*Text passage*:
┌──

Ministry must register Utah online civil marriages, Supreme Court rules
Jeremy Sharon is The Times of Israel’s legal affairs and settlements reporter

The Supreme Court rules the Interior Ministry is obligated to register as married couples who wed in online civil ceremonies through the US state of Utah, providing for the first time a legal civil marriage option for Israelis without leaving the country.
The court rules that the Population and Immigration Authority had no legal right in 2020 to refuse to register such marriages since its only task is to register valid legal marriage documents and not to delve into complex legal questions.
Israeli couples first began to use Utah’s online civil marriage services in 2020 during the COVID-19 pandemic when they could not travel abroad for civil ceremonies, which are not available in Israel.
Then-interior minister Aryeh Deri ordered the Population and Immigration Authority to suspend the registration of such marriages, an order upheld by Deri’s successor Ayelet Shaked, but several couples petitioned the courts against the decision.
Some 1,200 couples have married in Utah’s online civil marriages since 2020.
Yisrael Beytenu leader Avigdor Liberman welcomes the ruling, saying it was “good that the Supreme Court stood up to the religious coercion of Deri and his friends who are trying to lead us into a state of religious law.”
Shas MK Moshe Arbel of Shas decries the decision, however, saying it demonstrates the need to push through the government’s radical judicial overhaul agenda.
“The Supreme Court’s recognition on Purim of civil marriages performed over the Zoom app is a sad joke at the expense of all of Israel’s religious and traditional citizens, and expresses more than anything the desire to advance the values of a state of all its citizens and erase the Jewish identity of the state,” says Arbel.

└──

*Data section*:
┌──

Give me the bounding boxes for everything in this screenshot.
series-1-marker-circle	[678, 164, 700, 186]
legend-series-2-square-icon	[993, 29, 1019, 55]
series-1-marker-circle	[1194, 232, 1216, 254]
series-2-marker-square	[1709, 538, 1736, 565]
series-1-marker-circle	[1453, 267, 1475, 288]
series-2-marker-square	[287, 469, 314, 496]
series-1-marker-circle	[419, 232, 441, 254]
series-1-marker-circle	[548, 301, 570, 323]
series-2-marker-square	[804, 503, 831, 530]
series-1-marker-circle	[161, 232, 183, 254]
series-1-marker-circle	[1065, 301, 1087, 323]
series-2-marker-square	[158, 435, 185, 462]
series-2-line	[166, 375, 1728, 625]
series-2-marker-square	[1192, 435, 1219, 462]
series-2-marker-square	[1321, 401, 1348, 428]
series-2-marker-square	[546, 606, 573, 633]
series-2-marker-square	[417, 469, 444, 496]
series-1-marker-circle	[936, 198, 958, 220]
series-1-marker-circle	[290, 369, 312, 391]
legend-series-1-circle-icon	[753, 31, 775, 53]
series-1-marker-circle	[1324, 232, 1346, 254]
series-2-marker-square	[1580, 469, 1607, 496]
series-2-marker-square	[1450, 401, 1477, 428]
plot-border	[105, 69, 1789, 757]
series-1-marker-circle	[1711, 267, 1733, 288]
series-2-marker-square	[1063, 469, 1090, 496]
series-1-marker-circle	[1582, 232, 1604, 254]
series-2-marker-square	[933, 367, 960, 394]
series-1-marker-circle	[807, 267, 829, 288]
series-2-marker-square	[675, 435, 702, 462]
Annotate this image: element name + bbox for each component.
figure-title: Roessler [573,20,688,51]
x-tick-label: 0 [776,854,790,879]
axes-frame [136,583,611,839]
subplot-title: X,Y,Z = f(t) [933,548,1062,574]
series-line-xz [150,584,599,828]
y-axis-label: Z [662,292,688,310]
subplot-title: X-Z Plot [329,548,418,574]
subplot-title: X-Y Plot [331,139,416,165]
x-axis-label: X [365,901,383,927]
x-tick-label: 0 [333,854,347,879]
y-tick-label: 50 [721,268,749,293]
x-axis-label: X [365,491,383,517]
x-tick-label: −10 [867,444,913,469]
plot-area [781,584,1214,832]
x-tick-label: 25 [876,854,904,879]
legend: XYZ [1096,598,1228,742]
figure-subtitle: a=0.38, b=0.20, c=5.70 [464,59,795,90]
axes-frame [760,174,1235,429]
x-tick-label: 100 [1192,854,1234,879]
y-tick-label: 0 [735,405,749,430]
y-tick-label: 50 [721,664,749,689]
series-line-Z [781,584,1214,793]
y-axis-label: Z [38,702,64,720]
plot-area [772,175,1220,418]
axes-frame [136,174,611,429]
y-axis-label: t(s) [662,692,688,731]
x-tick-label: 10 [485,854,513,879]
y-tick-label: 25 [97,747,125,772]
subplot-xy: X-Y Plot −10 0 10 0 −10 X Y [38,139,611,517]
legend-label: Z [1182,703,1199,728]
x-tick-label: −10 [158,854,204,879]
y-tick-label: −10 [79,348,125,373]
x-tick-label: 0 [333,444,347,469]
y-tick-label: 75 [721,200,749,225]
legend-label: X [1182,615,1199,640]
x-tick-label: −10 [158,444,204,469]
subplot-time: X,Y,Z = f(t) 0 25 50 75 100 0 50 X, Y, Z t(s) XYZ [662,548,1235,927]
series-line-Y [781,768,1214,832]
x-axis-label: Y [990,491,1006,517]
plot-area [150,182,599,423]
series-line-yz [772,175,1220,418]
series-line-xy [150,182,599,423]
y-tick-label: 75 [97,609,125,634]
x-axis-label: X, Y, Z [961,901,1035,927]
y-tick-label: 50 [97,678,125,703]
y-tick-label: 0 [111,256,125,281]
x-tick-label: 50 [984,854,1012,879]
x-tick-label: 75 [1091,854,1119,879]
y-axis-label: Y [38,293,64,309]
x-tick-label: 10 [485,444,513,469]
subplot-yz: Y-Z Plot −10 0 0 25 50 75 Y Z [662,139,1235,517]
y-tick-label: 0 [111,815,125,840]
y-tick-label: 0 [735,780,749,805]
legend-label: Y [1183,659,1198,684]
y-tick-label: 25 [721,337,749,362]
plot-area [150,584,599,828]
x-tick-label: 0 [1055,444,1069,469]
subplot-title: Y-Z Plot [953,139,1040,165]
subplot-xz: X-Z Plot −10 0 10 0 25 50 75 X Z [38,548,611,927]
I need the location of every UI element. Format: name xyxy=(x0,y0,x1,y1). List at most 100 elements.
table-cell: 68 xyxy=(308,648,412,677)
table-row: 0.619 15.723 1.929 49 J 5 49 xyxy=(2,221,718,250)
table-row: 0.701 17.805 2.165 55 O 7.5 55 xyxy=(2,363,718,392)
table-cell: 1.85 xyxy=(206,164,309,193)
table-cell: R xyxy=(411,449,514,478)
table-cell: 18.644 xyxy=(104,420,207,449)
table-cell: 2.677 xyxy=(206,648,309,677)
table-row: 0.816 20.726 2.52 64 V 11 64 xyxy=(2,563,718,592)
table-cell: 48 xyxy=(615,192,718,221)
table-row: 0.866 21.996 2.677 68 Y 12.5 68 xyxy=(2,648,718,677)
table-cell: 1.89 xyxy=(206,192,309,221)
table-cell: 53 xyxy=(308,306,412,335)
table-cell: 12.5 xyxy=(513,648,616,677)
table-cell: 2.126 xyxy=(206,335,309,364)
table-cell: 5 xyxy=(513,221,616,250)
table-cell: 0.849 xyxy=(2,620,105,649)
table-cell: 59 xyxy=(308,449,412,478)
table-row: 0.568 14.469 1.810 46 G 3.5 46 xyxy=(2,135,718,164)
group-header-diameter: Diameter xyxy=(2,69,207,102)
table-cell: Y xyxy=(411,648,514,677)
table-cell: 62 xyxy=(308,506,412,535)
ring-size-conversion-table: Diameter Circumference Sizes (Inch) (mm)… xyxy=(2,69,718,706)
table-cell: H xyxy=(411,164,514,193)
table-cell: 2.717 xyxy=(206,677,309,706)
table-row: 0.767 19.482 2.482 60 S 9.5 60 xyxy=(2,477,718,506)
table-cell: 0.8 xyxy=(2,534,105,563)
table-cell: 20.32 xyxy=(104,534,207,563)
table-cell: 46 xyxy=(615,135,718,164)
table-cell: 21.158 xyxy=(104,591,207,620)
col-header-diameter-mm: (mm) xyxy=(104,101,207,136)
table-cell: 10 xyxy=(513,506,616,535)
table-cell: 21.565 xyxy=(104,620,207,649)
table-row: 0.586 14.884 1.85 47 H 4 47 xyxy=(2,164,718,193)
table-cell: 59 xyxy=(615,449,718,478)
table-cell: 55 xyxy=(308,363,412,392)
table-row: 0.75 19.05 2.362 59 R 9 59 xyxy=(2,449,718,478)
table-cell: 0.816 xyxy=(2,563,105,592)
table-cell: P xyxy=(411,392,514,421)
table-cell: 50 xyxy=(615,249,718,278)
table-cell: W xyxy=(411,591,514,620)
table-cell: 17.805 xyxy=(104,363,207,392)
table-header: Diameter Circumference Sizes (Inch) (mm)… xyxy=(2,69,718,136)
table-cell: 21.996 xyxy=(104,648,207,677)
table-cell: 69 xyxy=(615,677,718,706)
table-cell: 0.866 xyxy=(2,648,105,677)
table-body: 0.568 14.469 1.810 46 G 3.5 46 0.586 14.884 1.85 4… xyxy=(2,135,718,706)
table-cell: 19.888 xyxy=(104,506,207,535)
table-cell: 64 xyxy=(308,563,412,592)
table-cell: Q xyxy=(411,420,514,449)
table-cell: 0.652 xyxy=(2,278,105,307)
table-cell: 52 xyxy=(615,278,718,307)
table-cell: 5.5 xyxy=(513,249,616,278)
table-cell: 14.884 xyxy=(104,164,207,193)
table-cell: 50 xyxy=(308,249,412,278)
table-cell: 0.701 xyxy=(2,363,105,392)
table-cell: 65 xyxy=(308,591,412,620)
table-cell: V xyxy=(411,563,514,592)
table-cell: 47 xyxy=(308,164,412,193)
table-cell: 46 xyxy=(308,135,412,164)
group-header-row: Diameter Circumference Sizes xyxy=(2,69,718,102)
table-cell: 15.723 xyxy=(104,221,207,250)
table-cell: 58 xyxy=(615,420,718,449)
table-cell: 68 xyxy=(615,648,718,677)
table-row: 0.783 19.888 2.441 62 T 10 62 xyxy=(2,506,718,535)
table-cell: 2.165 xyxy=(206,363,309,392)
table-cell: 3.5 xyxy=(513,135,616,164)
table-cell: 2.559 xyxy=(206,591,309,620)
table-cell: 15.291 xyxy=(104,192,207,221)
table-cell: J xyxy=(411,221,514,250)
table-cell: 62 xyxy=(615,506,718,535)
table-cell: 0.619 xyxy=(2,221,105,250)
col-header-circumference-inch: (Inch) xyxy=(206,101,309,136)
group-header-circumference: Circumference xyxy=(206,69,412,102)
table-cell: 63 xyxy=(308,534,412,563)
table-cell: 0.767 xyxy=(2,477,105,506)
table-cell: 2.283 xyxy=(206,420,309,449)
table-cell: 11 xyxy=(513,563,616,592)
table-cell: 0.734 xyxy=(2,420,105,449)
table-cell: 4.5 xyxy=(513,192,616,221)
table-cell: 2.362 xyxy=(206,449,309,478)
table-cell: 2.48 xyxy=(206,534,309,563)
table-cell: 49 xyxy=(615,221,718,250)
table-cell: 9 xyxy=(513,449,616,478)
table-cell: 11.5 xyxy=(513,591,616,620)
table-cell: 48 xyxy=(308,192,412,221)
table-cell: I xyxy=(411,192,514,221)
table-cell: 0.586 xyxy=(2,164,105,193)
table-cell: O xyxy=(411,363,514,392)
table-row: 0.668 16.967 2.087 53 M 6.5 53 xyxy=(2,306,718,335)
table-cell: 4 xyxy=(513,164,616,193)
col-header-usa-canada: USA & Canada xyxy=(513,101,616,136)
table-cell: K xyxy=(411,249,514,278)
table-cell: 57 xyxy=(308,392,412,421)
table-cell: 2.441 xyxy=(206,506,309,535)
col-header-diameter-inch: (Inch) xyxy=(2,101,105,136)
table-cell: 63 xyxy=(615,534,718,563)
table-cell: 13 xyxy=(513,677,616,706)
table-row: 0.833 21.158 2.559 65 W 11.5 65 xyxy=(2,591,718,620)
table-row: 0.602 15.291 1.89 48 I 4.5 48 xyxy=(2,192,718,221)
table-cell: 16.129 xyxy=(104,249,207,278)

└──

*The task*:
In the article about online civil marriages through Utah, how many couples does it say have wed this way since 2020?

*Written reply*:
Some 1,200 couples.